**REQUIREMENTS:** Read the listing and extract each line that includes the word "values".

**RECORD EXTRACTS:**

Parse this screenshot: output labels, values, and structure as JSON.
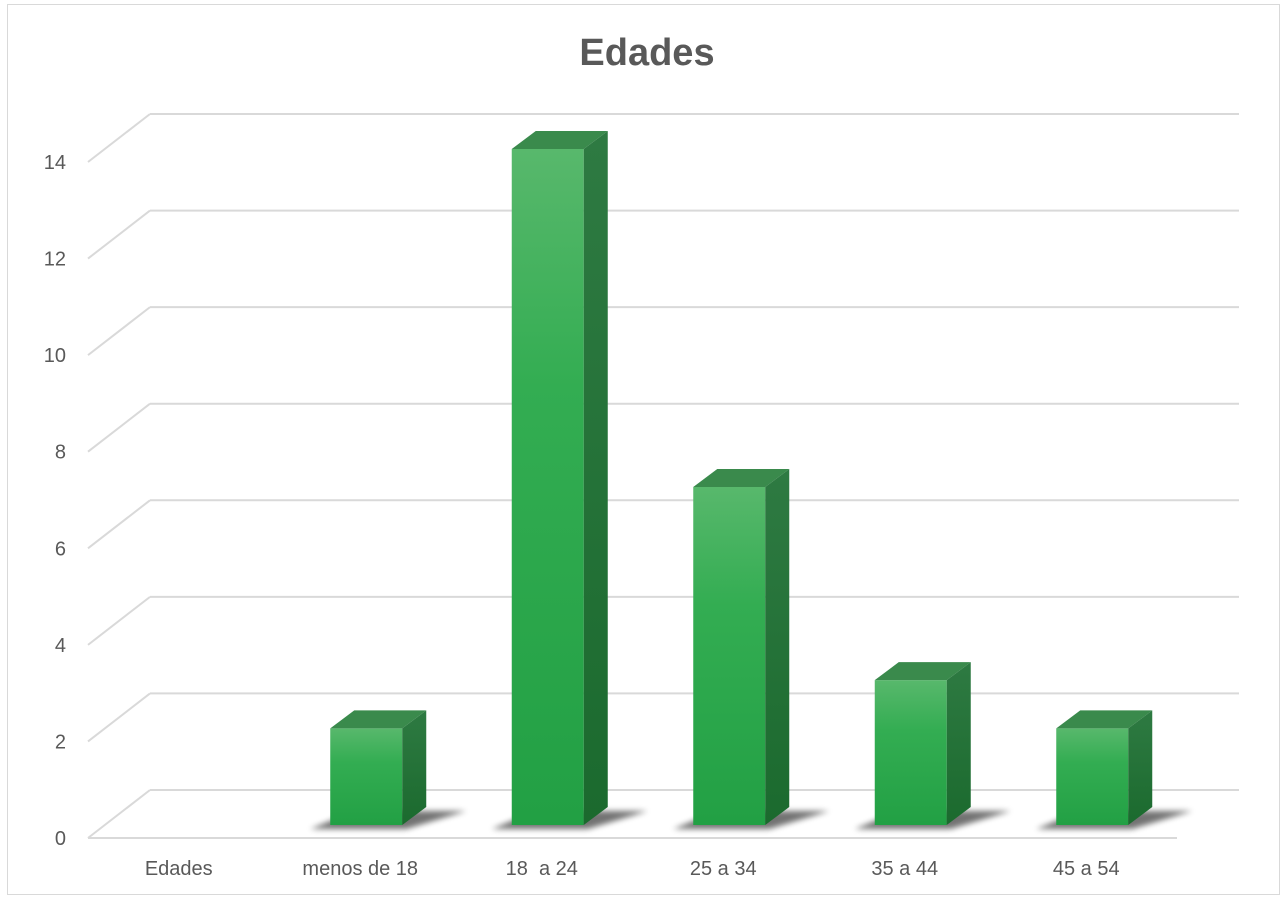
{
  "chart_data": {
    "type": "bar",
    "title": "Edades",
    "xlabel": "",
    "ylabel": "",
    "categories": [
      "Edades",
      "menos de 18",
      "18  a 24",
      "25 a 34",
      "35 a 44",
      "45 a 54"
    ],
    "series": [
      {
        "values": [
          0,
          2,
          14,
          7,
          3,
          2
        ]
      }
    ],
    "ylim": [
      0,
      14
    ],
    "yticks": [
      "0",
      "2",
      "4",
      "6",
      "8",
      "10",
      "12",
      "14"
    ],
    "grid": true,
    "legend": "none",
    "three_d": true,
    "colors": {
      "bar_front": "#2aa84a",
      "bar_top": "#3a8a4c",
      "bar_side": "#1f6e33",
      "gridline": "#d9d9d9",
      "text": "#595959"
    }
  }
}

**EXERCISE OUTPUT:**
Parse this screenshot: output labels, values, and structure as JSON.
        "values": [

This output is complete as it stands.